#### TASK GOAL:
Please copy all the lines that follow, word for word.

Records about charts and figures:
○ ○ ○ ○ ○ ○ ○
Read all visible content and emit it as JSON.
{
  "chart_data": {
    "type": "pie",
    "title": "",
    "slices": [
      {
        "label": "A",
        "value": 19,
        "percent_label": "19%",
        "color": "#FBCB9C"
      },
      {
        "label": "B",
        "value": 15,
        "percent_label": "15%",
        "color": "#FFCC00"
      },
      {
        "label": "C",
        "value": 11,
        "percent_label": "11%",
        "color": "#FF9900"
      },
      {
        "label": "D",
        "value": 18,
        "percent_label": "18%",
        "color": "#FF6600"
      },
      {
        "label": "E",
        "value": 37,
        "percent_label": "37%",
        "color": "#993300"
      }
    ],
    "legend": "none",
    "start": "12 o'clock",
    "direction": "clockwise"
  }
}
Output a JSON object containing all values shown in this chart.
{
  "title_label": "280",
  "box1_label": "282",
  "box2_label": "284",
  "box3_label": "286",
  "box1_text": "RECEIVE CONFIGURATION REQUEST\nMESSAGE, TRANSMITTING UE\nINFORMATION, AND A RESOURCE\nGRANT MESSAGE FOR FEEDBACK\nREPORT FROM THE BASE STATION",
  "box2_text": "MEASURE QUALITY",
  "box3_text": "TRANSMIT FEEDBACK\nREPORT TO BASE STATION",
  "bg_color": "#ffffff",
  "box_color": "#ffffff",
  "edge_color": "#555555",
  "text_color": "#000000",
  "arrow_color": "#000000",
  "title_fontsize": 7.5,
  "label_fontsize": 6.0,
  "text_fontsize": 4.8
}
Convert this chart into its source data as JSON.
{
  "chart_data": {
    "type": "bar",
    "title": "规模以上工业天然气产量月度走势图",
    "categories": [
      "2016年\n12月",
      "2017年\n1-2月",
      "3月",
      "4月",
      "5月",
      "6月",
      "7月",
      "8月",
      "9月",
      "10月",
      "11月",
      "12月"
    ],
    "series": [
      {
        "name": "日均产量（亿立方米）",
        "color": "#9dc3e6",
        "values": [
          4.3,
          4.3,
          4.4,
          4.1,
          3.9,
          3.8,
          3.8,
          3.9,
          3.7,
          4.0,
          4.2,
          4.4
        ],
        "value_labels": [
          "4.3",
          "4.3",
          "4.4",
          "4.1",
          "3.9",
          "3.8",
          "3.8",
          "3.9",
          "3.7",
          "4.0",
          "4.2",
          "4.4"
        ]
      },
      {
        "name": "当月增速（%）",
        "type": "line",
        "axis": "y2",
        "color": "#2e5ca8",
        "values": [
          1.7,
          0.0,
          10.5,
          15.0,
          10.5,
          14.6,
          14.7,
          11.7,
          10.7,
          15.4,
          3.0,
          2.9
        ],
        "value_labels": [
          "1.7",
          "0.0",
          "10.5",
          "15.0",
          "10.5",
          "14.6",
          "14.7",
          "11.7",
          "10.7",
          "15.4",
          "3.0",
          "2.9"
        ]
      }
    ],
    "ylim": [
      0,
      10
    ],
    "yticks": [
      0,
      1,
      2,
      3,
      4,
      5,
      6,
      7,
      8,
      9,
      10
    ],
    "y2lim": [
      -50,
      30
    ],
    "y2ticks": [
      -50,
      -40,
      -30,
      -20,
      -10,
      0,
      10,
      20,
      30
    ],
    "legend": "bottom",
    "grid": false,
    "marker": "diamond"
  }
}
○ ○ ○ ○ ○ ○ ○
#### SOLUTION TO THIS EXERCISE:
Read all visible content and emit it as JSON.
{
  "chart_data": {
    "type": "pie",
    "title": "",
    "slices": [
      {
        "label": "A",
        "value": 19,
        "percent_label": "19%",
        "color": "#FBCB9C"
      },
      {
        "label": "B",
        "value": 15,
        "percent_label": "15%",
        "color": "#FFCC00"
      },
      {
        "label": "C",
        "value": 11,
        "percent_label": "11%",
        "color": "#FF9900"
      },
      {
        "label": "D",
        "value": 18,
        "percent_label": "18%",
        "color": "#FF6600"
      },
      {
        "label": "E",
        "value": 37,
        "percent_label": "37%",
        "color": "#993300"
      }
    ],
    "legend": "none",
    "start": "12 o'clock",
    "direction": "clockwise"
  }
}
Output a JSON object containing all values shown in this chart.
{
  "title_label": "280",
  "box1_label": "282",
  "box2_label": "284",
  "box3_label": "286",
  "box1_text": "RECEIVE CONFIGURATION REQUEST\nMESSAGE, TRANSMITTING UE\nINFORMATION, AND A RESOURCE\nGRANT MESSAGE FOR FEEDBACK\nREPORT FROM THE BASE STATION",
  "box2_text": "MEASURE QUALITY",
  "box3_text": "TRANSMIT FEEDBACK\nREPORT TO BASE STATION",
  "bg_color": "#ffffff",
  "box_color": "#ffffff",
  "edge_color": "#555555",
  "text_color": "#000000",
  "arrow_color": "#000000",
  "title_fontsize": 7.5,
  "label_fontsize": 6.0,
  "text_fontsize": 4.8
}
Convert this chart into its source data as JSON.
{
  "chart_data": {
    "type": "bar",
    "title": "规模以上工业天然气产量月度走势图",
    "categories": [
      "2016年\n12月",
      "2017年\n1-2月",
      "3月",
      "4月",
      "5月",
      "6月",
      "7月",
      "8月",
      "9月",
      "10月",
      "11月",
      "12月"
    ],
    "series": [
      {
        "name": "日均产量（亿立方米）",
        "color": "#9dc3e6",
        "values": [
          4.3,
          4.3,
          4.4,
          4.1,
          3.9,
          3.8,
          3.8,
          3.9,
          3.7,
          4.0,
          4.2,
          4.4
        ],
        "value_labels": [
          "4.3",
          "4.3",
          "4.4",
          "4.1",
          "3.9",
          "3.8",
          "3.8",
          "3.9",
          "3.7",
          "4.0",
          "4.2",
          "4.4"
        ]
      },
      {
        "name": "当月增速（%）",
        "type": "line",
        "axis": "y2",
        "color": "#2e5ca8",
        "values": [
          1.7,
          0.0,
          10.5,
          15.0,
          10.5,
          14.6,
          14.7,
          11.7,
          10.7,
          15.4,
          3.0,
          2.9
        ],
        "value_labels": [
          "1.7",
          "0.0",
          "10.5",
          "15.0",
          "10.5",
          "14.6",
          "14.7",
          "11.7",
          "10.7",
          "15.4",
          "3.0",
          "2.9"
        ]
      }
    ],
    "ylim": [
      0,
      10
    ],
    "yticks": [
      0,
      1,
      2,
      3,
      4,
      5,
      6,
      7,
      8,
      9,
      10
    ],
    "y2lim": [
      -50,
      30
    ],
    "y2ticks": [
      -50,
      -40,
      -30,
      -20,
      -10,
      0,
      10,
      20,
      30
    ],
    "legend": "bottom",
    "grid": false,
    "marker": "diamond"
  }
}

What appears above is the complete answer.